> **Given problem**:
Find each line that has the string "breadcrumb" and give the total, with nothing else.

** start Exercise inputs **

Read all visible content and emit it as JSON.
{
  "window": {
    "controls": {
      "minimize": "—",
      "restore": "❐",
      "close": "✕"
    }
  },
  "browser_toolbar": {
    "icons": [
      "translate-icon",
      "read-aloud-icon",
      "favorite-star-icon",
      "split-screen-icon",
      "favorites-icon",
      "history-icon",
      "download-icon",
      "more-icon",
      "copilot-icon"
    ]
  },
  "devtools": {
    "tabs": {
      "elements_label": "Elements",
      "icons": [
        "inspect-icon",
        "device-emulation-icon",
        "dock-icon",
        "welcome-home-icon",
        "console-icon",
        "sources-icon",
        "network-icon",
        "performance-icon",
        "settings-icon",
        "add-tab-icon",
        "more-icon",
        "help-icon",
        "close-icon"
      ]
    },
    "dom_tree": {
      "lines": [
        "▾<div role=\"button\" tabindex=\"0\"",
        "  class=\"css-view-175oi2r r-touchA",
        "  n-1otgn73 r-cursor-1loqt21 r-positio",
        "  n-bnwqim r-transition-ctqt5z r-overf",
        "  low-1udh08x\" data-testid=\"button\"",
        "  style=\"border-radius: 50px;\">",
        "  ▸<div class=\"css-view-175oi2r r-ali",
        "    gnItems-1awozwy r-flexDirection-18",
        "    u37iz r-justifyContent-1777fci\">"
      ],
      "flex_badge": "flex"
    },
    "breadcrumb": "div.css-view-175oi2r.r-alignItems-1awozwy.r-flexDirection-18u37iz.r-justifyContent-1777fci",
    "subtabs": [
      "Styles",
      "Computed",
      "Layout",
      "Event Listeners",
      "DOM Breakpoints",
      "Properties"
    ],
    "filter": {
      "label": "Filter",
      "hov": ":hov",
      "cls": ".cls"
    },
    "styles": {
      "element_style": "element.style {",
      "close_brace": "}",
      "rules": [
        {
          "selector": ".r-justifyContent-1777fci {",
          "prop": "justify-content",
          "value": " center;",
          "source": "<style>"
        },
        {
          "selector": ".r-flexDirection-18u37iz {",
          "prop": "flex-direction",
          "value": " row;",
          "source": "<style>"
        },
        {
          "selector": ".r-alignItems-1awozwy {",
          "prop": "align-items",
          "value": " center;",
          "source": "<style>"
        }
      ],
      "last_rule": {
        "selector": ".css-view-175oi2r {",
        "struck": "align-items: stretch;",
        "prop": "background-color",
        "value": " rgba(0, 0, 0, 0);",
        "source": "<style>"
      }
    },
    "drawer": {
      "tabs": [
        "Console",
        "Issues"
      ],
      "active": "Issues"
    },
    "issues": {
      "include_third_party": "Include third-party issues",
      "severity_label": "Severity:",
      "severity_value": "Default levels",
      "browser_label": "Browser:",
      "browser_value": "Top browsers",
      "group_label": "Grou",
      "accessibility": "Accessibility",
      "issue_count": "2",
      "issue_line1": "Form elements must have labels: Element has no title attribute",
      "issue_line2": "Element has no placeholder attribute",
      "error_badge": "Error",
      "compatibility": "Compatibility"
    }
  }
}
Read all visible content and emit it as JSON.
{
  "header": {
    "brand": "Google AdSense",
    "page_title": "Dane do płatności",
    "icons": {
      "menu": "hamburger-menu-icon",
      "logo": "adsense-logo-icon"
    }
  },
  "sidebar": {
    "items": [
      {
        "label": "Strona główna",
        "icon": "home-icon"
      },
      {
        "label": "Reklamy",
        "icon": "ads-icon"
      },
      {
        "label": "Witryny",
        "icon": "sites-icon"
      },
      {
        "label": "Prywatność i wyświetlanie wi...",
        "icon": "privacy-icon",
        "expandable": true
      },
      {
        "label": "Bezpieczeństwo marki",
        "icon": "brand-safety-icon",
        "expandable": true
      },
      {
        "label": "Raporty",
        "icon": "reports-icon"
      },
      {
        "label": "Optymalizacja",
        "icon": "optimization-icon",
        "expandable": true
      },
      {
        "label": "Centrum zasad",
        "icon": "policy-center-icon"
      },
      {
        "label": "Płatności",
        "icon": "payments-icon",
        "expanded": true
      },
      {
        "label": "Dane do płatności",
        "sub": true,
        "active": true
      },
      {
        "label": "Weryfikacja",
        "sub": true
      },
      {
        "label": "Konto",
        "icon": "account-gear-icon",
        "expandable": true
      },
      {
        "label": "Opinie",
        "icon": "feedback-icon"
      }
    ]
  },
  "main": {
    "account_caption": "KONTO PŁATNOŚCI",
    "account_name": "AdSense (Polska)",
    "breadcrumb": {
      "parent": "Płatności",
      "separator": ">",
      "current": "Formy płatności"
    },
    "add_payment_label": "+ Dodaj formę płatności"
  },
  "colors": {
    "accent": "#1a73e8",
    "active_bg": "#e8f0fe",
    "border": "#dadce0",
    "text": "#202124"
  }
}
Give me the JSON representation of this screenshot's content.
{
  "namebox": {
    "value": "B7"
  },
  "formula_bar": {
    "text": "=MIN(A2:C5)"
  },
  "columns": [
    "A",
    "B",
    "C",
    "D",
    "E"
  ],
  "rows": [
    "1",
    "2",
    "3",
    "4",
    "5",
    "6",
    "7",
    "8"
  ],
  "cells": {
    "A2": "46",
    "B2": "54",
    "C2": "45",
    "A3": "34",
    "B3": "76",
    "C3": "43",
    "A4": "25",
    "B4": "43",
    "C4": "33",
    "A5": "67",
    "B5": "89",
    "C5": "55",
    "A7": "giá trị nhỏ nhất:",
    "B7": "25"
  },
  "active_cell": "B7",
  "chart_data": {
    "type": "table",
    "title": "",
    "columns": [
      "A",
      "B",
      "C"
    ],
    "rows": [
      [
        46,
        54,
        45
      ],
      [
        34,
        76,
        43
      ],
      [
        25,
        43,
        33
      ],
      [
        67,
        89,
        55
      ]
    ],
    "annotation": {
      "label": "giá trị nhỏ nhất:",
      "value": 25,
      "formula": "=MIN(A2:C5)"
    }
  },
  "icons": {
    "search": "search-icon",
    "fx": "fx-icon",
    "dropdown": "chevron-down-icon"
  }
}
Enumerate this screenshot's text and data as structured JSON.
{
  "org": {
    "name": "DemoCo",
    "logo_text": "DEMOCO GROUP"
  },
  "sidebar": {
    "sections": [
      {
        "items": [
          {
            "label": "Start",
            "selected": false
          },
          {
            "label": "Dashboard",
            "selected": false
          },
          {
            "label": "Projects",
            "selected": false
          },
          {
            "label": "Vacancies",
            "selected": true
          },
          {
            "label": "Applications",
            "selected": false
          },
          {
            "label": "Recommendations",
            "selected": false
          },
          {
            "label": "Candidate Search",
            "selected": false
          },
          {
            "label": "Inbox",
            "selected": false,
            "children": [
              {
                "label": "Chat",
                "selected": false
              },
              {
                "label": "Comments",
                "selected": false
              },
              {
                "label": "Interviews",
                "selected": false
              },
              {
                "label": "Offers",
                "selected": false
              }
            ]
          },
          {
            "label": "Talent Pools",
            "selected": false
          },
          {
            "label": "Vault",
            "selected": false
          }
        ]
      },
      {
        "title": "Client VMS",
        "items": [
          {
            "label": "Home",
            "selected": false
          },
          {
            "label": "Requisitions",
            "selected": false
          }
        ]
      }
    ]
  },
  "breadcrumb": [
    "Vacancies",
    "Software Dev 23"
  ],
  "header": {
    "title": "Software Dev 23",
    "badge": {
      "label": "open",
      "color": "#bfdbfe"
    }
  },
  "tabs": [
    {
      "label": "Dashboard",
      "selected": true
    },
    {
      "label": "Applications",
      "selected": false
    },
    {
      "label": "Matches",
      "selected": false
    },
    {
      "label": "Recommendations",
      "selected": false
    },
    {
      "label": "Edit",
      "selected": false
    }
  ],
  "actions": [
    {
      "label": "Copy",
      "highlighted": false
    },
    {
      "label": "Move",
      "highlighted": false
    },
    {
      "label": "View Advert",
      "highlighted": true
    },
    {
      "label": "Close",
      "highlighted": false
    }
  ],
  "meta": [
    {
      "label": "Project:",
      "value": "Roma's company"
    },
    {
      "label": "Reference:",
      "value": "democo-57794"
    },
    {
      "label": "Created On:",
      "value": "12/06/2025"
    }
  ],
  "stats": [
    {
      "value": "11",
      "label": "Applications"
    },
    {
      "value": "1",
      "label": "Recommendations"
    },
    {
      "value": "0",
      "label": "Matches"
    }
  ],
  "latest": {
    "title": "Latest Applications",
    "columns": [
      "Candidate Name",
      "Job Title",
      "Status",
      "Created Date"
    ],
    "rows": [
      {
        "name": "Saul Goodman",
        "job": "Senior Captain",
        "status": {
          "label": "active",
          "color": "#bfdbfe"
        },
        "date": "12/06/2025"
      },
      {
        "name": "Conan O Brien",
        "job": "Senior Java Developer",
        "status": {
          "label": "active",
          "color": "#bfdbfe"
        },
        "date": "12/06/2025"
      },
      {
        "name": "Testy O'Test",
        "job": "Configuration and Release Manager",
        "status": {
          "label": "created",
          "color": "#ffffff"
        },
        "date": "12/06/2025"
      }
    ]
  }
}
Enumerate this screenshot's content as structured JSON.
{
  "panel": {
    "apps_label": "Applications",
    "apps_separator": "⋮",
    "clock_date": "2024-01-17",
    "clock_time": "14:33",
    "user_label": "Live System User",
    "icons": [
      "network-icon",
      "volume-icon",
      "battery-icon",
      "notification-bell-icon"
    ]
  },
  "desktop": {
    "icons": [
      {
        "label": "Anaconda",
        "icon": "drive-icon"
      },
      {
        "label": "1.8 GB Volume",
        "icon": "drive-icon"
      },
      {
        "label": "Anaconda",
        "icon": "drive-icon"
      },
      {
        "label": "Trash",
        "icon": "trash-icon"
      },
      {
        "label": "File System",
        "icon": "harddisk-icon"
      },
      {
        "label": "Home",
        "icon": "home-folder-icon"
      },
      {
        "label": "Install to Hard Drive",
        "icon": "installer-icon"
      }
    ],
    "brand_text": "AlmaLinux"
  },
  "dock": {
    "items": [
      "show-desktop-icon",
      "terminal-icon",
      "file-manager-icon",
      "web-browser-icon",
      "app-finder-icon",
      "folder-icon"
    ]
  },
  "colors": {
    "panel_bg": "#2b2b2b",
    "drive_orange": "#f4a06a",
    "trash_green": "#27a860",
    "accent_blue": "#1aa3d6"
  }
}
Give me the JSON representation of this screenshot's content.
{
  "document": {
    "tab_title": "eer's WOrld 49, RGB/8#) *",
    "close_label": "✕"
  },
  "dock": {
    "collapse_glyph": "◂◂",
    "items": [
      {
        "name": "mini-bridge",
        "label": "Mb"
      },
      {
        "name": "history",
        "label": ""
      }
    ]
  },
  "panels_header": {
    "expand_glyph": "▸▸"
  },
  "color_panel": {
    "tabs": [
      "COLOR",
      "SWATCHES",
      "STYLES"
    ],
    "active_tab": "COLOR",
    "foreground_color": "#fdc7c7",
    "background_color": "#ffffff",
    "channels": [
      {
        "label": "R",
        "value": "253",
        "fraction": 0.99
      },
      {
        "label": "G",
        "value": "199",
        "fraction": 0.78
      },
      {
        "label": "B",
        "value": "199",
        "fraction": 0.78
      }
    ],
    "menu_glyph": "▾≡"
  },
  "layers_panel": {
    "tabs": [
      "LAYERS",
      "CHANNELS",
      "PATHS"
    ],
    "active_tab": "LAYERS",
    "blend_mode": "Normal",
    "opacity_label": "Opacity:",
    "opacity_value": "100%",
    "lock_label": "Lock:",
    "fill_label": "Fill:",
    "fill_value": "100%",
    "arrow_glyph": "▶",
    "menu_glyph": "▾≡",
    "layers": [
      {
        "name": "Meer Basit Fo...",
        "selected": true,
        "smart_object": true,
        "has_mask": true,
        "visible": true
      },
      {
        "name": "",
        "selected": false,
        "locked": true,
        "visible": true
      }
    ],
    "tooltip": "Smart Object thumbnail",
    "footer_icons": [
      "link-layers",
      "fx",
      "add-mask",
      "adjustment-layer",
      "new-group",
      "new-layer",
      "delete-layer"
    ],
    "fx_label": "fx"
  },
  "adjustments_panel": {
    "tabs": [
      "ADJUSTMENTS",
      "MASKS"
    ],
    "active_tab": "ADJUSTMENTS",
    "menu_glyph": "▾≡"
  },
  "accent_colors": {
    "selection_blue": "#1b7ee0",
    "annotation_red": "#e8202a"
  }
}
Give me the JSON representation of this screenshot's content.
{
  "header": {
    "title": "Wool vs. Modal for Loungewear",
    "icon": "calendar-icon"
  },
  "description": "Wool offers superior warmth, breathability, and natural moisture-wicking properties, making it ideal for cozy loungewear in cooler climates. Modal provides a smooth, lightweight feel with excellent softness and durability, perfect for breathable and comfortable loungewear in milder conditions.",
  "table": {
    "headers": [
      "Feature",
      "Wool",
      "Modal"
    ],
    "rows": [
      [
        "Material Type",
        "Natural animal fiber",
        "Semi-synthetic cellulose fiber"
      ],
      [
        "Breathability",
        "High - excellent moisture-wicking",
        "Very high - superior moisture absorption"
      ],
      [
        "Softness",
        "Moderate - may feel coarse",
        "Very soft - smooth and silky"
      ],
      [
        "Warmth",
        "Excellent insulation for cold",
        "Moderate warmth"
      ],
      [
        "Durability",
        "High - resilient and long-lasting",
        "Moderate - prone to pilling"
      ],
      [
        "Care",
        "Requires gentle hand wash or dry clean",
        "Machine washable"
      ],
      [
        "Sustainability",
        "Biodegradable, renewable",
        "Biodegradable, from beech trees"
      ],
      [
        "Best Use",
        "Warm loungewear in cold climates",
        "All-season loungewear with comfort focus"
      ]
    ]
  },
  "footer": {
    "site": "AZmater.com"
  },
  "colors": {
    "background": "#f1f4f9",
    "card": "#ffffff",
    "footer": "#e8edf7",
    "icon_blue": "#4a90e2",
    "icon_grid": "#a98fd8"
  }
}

** end Exercise inputs **

> **Problem solution**:
3